*Your instructions*
Gather the lines below that include the string "说明对象的特点", copying each in full.

*Extracted data*
-- start --

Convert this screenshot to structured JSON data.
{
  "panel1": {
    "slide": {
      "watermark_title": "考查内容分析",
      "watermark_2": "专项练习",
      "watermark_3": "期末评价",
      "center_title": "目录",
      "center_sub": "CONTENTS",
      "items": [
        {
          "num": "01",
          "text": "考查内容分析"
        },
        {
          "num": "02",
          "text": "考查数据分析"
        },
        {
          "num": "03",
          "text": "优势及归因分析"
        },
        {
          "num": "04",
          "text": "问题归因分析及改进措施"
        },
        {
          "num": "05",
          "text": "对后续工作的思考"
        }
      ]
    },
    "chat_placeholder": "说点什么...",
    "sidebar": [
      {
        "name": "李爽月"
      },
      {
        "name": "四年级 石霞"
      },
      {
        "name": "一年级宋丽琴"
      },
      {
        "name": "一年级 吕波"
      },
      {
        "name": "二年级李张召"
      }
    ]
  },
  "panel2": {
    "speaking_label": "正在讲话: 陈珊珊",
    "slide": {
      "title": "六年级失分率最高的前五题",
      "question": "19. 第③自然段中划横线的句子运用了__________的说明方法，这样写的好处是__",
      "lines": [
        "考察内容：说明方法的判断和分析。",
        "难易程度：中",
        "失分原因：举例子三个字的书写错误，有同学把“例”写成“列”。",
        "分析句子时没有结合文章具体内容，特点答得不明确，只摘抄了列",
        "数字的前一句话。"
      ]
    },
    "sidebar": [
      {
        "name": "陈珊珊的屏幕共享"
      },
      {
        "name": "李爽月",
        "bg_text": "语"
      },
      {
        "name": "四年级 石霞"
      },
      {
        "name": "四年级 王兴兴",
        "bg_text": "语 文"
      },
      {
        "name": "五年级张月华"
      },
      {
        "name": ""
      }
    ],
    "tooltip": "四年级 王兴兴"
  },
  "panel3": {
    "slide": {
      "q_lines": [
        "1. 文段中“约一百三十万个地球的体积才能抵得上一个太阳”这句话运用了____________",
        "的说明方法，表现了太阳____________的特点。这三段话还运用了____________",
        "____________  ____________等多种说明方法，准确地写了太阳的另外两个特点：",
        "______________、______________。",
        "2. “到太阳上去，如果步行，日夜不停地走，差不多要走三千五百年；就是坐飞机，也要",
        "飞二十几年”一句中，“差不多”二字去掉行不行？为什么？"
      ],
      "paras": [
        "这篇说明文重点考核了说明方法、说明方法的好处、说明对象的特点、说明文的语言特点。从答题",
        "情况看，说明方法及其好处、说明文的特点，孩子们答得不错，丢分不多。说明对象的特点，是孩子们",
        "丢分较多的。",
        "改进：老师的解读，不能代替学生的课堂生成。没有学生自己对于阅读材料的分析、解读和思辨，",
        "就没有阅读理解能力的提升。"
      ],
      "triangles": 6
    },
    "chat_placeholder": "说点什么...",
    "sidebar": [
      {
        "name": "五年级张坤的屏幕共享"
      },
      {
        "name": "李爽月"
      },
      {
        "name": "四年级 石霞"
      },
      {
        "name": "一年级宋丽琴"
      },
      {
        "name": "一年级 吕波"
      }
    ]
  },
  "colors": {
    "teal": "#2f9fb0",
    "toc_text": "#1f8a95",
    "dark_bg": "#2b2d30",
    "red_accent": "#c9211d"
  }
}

-- end --

*Solution*
        "这篇说明文重点考核了说明方法、说明方法的好处、说明对象的特点、说明文的语言特点。从答题",
        "情况看，说明方法及其好处、说明文的特点，孩子们答得不错，丢分不多。说明对象的特点，是孩子们",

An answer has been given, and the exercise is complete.